-- BEGIN Supplied information --

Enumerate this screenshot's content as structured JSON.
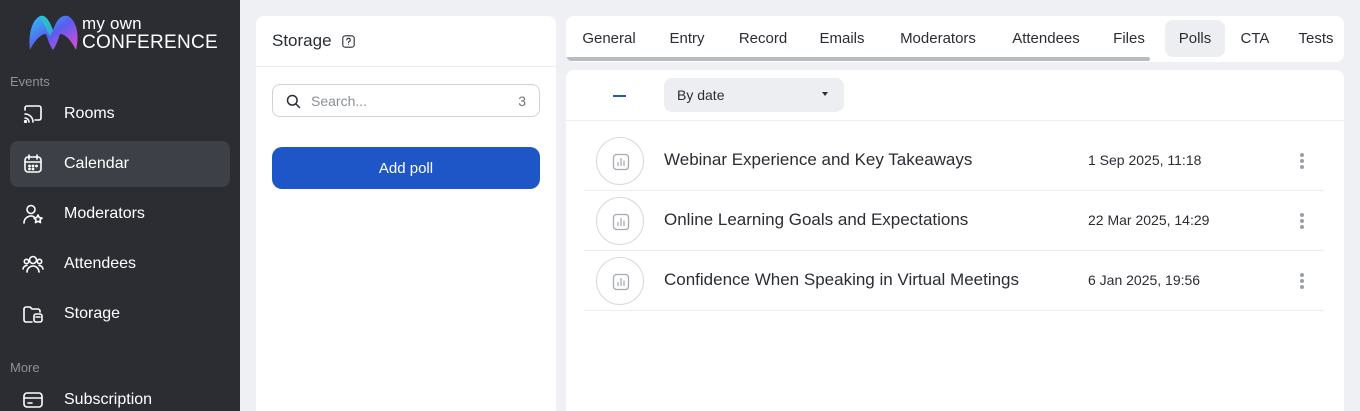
{
  "brand": {
    "line1": "my own",
    "line2": "CONFERENCE"
  },
  "sidebar": {
    "sections": [
      {
        "label": "Events"
      },
      {
        "label": "More"
      }
    ],
    "items": [
      {
        "label": "Rooms",
        "icon": "cast-icon"
      },
      {
        "label": "Calendar",
        "icon": "calendar-icon",
        "active": true
      },
      {
        "label": "Moderators",
        "icon": "user-star-icon"
      },
      {
        "label": "Attendees",
        "icon": "users-icon"
      },
      {
        "label": "Storage",
        "icon": "folder-icon"
      },
      {
        "label": "Subscription",
        "icon": "card-icon"
      }
    ]
  },
  "storage": {
    "title": "Storage",
    "search_placeholder": "Search...",
    "count": "3",
    "add_label": "Add poll"
  },
  "tabs": [
    {
      "label": "General"
    },
    {
      "label": "Entry"
    },
    {
      "label": "Record"
    },
    {
      "label": "Emails"
    },
    {
      "label": "Moderators"
    },
    {
      "label": "Attendees"
    },
    {
      "label": "Files"
    },
    {
      "label": "Polls",
      "active": true
    },
    {
      "label": "CTA"
    },
    {
      "label": "Tests"
    }
  ],
  "toolbar": {
    "sort_label": "By date"
  },
  "polls": [
    {
      "title": "Webinar Experience and Key Takeaways",
      "date": "1 Sep 2025, 11:18"
    },
    {
      "title": "Online Learning Goals and Expectations",
      "date": "22 Mar 2025, 14:29"
    },
    {
      "title": "Confidence When Speaking in Virtual Meetings",
      "date": "6 Jan 2025, 19:56"
    }
  ],
  "colors": {
    "sidebar": "#2b2d33",
    "accent": "#1e56c7",
    "active_nav": "#3d4047"
  }
}
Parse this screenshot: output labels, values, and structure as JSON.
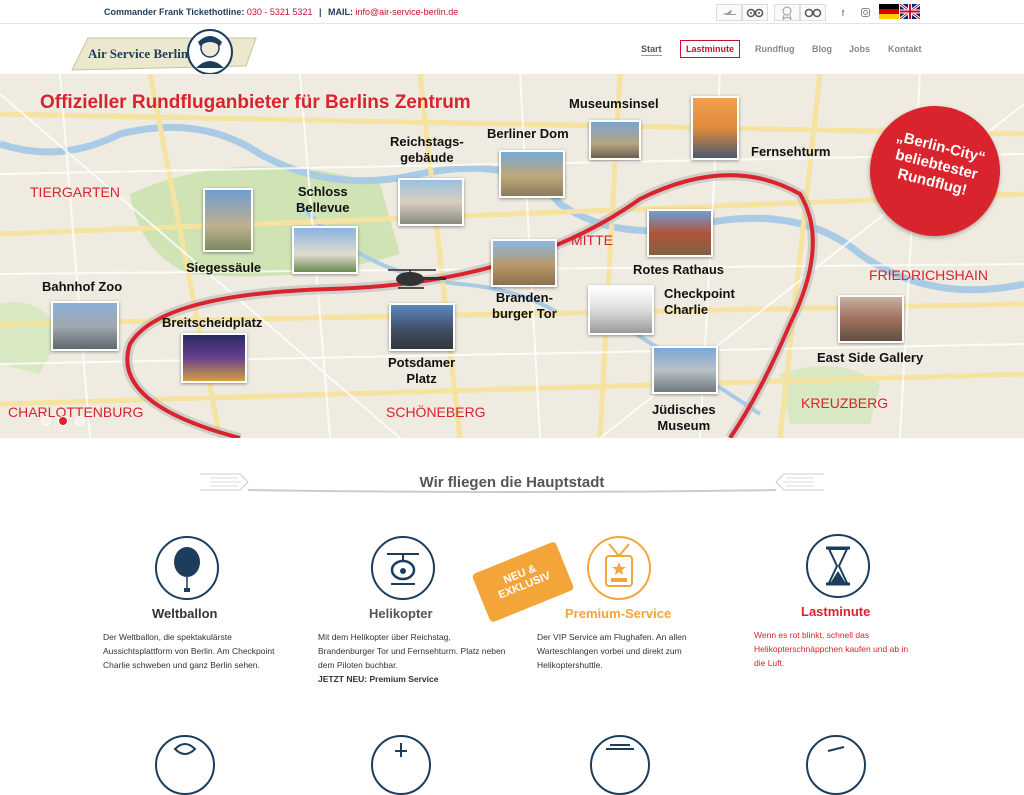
{
  "topbar": {
    "hotline_label": "Commander Frank Tickethotline:",
    "hotline_number": "030 - 5321 5321",
    "mail_label": "MAIL:",
    "mail_address": "info@air-service-berlin.de"
  },
  "header": {
    "logo_text": "Air Service Berlin",
    "nav": [
      "Start",
      "Lastminute",
      "Rundflug",
      "Blog",
      "Jobs",
      "Kontakt"
    ]
  },
  "hero": {
    "title": "Offizieller Rundfluganbieter für Berlins Zentrum",
    "badge_line1": "„Berlin-City“",
    "badge_line2": "beliebtester",
    "badge_line3": "Rundflug!",
    "districts": [
      "TIERGARTEN",
      "MITTE",
      "FRIEDRICHSHAIN",
      "CHARLOTTENBURG",
      "SCHÖNEBERG",
      "KREUZBERG"
    ],
    "landmarks": {
      "museumsinsel": "Museumsinsel",
      "berliner_dom": "Berliner Dom",
      "reichstag_1": "Reichstags-",
      "reichstag_2": "gebäude",
      "fernsehturm": "Fernsehturm",
      "schloss_1": "Schloss",
      "schloss_2": "Bellevue",
      "siegessaeule": "Siegessäule",
      "bahnhof_zoo": "Bahnhof Zoo",
      "breitscheidplatz": "Breitscheidplatz",
      "brandenburger_1": "Branden-",
      "brandenburger_2": "burger Tor",
      "rotes_rathaus": "Rotes Rathaus",
      "checkpoint_1": "Checkpoint",
      "checkpoint_2": "Charlie",
      "east_side": "East Side Gallery",
      "potsdamer_1": "Potsdamer",
      "potsdamer_2": "Platz",
      "juedisches_1": "Jüdisches",
      "juedisches_2": "Museum"
    }
  },
  "section": {
    "title": "Wir fliegen die Hauptstadt"
  },
  "features": [
    {
      "title": "Weltballon",
      "icon": "balloon-icon",
      "text": "Der Weltballon, die spektakulärste Aussichtsplattform von Berlin. Am Checkpoint Charlie schweben und ganz Berlin sehen.",
      "extra": ""
    },
    {
      "title": "Helikopter",
      "icon": "helicopter-icon",
      "text": "Mit dem Helikopter über Reichstag, Brandenburger Tor und Fernsehturm. Platz neben dem Piloten buchbar.",
      "extra": "JETZT NEU: Premium Service"
    },
    {
      "title": "Premium-Service",
      "icon": "vip-pass-icon",
      "text": "Der VIP Service am Flughafen. An allen Warteschlangen vorbei und direkt zum Helikoptershuttle.",
      "extra": ""
    },
    {
      "title": "Lastminute",
      "icon": "hourglass-icon",
      "text": "Wenn es rot blinkt, schnell das Helikopterschnäppchen kaufen und ab in die Luft.",
      "extra": ""
    }
  ],
  "ribbon": {
    "line1": "NEU &",
    "line2": "EXKLUSIV"
  },
  "colors": {
    "brand_navy": "#1d3d5c",
    "accent_red": "#d9232d",
    "premium_orange": "#f4a53a"
  }
}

-- END Supplied information --

Reproduce each line exactly as it appears, omitting the pictures.

Enumerate this screenshot's content as structured JSON.
{
  "brand": {
    "line1": "my own",
    "line2": "CONFERENCE"
  },
  "sidebar": {
    "sections": [
      {
        "label": "Events"
      },
      {
        "label": "More"
      }
    ],
    "items": [
      {
        "label": "Rooms",
        "icon": "cast-icon"
      },
      {
        "label": "Calendar",
        "icon": "calendar-icon",
        "active": true
      },
      {
        "label": "Moderators",
        "icon": "user-star-icon"
      },
      {
        "label": "Attendees",
        "icon": "users-icon"
      },
      {
        "label": "Storage",
        "icon": "folder-icon"
      },
      {
        "label": "Subscription",
        "icon": "card-icon"
      }
    ]
  },
  "storage": {
    "title": "Storage",
    "search_placeholder": "Search...",
    "count": "3",
    "add_label": "Add poll"
  },
  "tabs": [
    {
      "label": "General"
    },
    {
      "label": "Entry"
    },
    {
      "label": "Record"
    },
    {
      "label": "Emails"
    },
    {
      "label": "Moderators"
    },
    {
      "label": "Attendees"
    },
    {
      "label": "Files"
    },
    {
      "label": "Polls",
      "active": true
    },
    {
      "label": "CTA"
    },
    {
      "label": "Tests"
    }
  ],
  "toolbar": {
    "sort_label": "By date"
  },
  "polls": [
    {
      "title": "Webinar Experience and Key Takeaways",
      "date": "1 Sep 2025, 11:18"
    },
    {
      "title": "Online Learning Goals and Expectations",
      "date": "22 Mar 2025, 14:29"
    },
    {
      "title": "Confidence When Speaking in Virtual Meetings",
      "date": "6 Jan 2025, 19:56"
    }
  ],
  "colors": {
    "sidebar": "#2b2d33",
    "accent": "#1e56c7",
    "active_nav": "#3d4047"
  }
}
Parse this screenshot: output labels, values, and structure as JSON.
{
  "topbar": {
    "hotline_label": "Commander Frank Tickethotline:",
    "hotline_number": "030 - 5321 5321",
    "mail_label": "MAIL:",
    "mail_address": "info@air-service-berlin.de"
  },
  "header": {
    "logo_text": "Air Service Berlin",
    "nav": [
      "Start",
      "Lastminute",
      "Rundflug",
      "Blog",
      "Jobs",
      "Kontakt"
    ]
  },
  "hero": {
    "title": "Offizieller Rundfluganbieter für Berlins Zentrum",
    "badge_line1": "„Berlin-City“",
    "badge_line2": "beliebtester",
    "badge_line3": "Rundflug!",
    "districts": [
      "TIERGARTEN",
      "MITTE",
      "FRIEDRICHSHAIN",
      "CHARLOTTENBURG",
      "SCHÖNEBERG",
      "KREUZBERG"
    ],
    "landmarks": {
      "museumsinsel": "Museumsinsel",
      "berliner_dom": "Berliner Dom",
      "reichstag_1": "Reichstags-",
      "reichstag_2": "gebäude",
      "fernsehturm": "Fernsehturm",
      "schloss_1": "Schloss",
      "schloss_2": "Bellevue",
      "siegessaeule": "Siegessäule",
      "bahnhof_zoo": "Bahnhof Zoo",
      "breitscheidplatz": "Breitscheidplatz",
      "brandenburger_1": "Branden-",
      "brandenburger_2": "burger Tor",
      "rotes_rathaus": "Rotes Rathaus",
      "checkpoint_1": "Checkpoint",
      "checkpoint_2": "Charlie",
      "east_side": "East Side Gallery",
      "potsdamer_1": "Potsdamer",
      "potsdamer_2": "Platz",
      "juedisches_1": "Jüdisches",
      "juedisches_2": "Museum"
    }
  },
  "section": {
    "title": "Wir fliegen die Hauptstadt"
  },
  "features": [
    {
      "title": "Weltballon",
      "icon": "balloon-icon",
      "text": "Der Weltballon, die spektakulärste Aussichtsplattform von Berlin. Am Checkpoint Charlie schweben und ganz Berlin sehen.",
      "extra": ""
    },
    {
      "title": "Helikopter",
      "icon": "helicopter-icon",
      "text": "Mit dem Helikopter über Reichstag, Brandenburger Tor und Fernsehturm. Platz neben dem Piloten buchbar.",
      "extra": "JETZT NEU: Premium Service"
    },
    {
      "title": "Premium-Service",
      "icon": "vip-pass-icon",
      "text": "Der VIP Service am Flughafen. An allen Warteschlangen vorbei und direkt zum Helikoptershuttle.",
      "extra": ""
    },
    {
      "title": "Lastminute",
      "icon": "hourglass-icon",
      "text": "Wenn es rot blinkt, schnell das Helikopterschnäppchen kaufen und ab in die Luft.",
      "extra": ""
    }
  ],
  "ribbon": {
    "line1": "NEU &",
    "line2": "EXKLUSIV"
  },
  "colors": {
    "brand_navy": "#1d3d5c",
    "accent_red": "#d9232d",
    "premium_orange": "#f4a53a"
  }
}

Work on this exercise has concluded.